§ **The records**
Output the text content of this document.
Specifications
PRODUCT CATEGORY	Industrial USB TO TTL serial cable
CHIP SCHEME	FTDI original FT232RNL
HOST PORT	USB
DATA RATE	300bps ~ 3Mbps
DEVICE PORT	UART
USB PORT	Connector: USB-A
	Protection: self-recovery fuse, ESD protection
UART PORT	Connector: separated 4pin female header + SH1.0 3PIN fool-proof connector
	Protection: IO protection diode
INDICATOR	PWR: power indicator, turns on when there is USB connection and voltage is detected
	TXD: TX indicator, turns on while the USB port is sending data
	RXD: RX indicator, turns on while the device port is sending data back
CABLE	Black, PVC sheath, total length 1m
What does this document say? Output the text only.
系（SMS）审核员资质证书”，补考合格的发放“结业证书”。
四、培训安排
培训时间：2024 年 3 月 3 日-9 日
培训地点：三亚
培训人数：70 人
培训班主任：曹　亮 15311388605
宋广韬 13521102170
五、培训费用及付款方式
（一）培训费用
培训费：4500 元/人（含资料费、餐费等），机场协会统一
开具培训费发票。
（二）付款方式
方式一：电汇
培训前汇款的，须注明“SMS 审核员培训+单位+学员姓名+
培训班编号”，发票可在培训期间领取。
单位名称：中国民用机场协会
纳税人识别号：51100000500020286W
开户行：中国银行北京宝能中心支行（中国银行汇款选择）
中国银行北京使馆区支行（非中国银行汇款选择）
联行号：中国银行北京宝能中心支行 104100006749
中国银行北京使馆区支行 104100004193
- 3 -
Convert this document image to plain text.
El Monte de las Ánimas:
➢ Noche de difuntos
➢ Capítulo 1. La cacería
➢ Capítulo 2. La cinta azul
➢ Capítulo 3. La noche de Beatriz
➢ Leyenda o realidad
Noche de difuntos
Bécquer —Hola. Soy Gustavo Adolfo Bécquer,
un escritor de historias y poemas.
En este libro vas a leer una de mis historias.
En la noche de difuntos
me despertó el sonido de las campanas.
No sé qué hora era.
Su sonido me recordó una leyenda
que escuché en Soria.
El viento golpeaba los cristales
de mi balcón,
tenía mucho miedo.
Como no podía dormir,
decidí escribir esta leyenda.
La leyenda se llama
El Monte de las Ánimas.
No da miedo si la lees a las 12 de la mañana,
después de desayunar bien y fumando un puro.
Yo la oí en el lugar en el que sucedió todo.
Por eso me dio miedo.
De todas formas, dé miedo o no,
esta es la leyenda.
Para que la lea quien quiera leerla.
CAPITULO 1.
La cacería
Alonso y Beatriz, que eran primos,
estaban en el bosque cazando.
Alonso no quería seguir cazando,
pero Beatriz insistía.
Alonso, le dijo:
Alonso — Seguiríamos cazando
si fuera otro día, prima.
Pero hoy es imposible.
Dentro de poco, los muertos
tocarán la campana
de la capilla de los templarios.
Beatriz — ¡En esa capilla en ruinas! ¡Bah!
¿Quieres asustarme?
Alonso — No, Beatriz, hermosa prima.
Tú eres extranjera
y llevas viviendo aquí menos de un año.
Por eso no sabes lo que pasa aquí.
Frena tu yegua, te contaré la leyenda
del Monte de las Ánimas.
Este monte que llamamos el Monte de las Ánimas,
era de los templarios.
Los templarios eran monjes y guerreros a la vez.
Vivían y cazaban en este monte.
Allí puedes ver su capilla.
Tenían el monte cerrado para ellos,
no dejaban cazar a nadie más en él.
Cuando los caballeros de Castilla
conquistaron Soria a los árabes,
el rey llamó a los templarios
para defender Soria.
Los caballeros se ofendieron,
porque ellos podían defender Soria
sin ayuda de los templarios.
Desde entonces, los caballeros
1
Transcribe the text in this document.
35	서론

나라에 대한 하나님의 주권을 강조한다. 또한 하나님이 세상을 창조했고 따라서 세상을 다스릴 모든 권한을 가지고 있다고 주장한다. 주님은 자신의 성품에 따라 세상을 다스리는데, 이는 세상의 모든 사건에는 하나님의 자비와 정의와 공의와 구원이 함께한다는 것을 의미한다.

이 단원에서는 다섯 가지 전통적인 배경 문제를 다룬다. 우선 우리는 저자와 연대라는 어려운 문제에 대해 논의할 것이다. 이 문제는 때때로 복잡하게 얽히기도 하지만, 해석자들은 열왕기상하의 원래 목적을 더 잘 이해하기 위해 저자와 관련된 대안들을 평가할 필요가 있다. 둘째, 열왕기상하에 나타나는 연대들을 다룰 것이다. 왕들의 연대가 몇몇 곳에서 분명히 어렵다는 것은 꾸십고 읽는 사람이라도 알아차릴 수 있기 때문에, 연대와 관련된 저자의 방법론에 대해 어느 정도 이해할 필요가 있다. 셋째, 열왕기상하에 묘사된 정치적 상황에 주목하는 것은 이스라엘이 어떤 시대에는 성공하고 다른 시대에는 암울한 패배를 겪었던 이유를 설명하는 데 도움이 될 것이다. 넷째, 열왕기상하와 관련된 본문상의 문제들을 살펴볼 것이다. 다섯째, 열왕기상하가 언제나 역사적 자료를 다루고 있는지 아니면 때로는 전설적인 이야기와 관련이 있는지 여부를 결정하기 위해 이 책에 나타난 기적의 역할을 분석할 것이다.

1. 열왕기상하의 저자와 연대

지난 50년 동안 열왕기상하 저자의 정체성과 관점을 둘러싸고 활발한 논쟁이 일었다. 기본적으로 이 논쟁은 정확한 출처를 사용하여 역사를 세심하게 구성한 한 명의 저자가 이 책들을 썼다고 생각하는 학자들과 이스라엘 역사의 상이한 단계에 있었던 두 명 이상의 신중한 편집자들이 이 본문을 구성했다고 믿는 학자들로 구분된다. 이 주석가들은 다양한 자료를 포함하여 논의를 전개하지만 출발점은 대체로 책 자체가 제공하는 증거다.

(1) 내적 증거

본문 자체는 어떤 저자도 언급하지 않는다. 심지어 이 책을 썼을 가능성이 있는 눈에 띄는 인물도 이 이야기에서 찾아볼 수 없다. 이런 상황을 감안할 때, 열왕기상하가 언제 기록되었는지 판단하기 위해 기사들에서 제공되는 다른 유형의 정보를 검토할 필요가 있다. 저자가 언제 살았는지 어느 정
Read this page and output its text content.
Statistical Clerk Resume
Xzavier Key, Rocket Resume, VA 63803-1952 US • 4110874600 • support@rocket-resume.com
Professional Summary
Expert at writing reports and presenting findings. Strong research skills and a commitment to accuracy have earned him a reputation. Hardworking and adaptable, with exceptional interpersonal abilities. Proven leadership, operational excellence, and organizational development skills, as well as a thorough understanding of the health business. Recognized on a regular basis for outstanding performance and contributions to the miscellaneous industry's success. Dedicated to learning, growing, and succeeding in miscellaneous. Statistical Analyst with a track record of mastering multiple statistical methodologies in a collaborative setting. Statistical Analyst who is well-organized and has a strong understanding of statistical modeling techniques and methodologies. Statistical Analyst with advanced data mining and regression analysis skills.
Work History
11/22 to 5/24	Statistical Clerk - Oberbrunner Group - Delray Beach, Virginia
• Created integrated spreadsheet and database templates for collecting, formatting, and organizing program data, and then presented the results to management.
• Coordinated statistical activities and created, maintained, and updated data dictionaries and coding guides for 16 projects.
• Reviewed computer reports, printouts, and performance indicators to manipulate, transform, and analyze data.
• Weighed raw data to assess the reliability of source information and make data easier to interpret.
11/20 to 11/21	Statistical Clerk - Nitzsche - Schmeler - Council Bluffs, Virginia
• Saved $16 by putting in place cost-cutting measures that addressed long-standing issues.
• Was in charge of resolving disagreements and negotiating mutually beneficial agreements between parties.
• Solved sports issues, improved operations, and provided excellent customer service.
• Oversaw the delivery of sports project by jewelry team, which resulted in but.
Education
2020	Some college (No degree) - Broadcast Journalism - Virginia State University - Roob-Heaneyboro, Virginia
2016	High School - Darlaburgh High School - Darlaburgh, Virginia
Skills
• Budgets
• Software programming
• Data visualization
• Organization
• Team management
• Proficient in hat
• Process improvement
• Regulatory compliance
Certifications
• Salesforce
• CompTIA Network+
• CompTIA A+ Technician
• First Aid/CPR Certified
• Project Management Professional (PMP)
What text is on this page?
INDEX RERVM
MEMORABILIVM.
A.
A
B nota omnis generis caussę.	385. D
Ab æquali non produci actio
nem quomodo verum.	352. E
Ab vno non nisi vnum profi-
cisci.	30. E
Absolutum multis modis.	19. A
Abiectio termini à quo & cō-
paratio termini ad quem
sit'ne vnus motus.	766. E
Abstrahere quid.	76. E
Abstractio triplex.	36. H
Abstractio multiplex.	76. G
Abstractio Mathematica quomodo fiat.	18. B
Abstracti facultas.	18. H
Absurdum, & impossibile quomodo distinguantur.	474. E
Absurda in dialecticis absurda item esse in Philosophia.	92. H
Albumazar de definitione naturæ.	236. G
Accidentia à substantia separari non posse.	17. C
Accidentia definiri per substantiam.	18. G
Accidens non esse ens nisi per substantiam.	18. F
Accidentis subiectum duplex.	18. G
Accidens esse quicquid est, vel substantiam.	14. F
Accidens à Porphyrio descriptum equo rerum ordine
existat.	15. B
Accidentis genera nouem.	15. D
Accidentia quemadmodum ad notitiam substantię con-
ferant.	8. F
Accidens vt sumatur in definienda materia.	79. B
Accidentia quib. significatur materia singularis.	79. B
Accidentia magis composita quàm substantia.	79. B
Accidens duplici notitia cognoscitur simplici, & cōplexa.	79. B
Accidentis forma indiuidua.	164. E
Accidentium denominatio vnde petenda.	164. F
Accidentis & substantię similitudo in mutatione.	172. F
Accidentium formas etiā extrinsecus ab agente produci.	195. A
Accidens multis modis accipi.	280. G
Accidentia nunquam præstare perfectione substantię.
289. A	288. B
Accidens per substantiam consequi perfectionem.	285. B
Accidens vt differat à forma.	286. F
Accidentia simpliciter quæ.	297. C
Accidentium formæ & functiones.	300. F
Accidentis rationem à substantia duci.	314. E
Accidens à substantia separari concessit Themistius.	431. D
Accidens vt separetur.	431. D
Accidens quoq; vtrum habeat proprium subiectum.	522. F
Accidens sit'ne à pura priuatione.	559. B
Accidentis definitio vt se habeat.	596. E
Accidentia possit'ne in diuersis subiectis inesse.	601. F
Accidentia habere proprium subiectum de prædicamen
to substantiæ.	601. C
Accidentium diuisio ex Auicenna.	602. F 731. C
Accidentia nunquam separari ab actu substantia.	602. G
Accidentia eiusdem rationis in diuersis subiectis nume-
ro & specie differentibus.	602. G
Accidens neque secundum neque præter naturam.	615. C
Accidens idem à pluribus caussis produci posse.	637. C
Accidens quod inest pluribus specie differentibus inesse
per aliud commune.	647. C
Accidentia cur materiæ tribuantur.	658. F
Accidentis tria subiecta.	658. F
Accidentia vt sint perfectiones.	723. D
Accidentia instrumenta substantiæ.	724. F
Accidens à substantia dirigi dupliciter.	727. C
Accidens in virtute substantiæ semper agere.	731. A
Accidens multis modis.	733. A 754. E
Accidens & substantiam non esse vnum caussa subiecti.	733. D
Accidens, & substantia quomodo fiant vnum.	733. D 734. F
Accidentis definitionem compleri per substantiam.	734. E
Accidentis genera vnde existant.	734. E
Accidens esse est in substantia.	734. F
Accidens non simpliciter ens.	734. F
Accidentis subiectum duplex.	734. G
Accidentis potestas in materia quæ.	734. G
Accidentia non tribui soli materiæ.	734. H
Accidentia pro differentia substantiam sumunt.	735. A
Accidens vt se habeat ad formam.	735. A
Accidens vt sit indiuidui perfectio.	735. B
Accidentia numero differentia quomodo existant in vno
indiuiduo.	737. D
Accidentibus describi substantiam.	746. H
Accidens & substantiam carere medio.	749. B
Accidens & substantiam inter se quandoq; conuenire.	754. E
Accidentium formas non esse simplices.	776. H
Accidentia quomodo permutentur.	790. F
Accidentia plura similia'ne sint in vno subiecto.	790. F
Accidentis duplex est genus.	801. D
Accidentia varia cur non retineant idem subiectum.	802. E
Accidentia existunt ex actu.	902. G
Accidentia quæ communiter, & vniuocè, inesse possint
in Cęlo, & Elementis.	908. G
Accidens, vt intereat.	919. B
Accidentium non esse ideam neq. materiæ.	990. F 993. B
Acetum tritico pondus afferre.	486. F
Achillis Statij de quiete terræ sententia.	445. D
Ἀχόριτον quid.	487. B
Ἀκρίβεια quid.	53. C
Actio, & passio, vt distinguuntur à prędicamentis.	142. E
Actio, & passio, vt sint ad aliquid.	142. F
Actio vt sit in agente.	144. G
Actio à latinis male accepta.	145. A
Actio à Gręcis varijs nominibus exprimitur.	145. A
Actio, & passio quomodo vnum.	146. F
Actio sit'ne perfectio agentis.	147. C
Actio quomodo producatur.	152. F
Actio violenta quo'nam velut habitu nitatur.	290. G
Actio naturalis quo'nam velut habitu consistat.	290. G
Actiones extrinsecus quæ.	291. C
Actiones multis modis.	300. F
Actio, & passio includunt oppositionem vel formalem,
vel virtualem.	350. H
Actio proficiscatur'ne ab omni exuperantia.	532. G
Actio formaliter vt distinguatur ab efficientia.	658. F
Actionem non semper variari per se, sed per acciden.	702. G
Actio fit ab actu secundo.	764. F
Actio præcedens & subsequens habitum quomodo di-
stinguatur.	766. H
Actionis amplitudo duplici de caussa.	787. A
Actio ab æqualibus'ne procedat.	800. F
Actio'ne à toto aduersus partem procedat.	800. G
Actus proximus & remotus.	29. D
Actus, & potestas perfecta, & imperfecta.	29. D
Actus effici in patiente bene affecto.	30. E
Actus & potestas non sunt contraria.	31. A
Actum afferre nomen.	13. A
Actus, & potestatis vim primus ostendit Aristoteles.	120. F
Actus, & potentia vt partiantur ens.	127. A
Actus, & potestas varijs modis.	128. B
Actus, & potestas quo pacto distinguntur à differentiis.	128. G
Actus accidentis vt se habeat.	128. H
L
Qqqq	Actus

§ **Prompt**
From the listing, tally every line with the word "sonido" in it and give only the tally.

§ **Final result**
2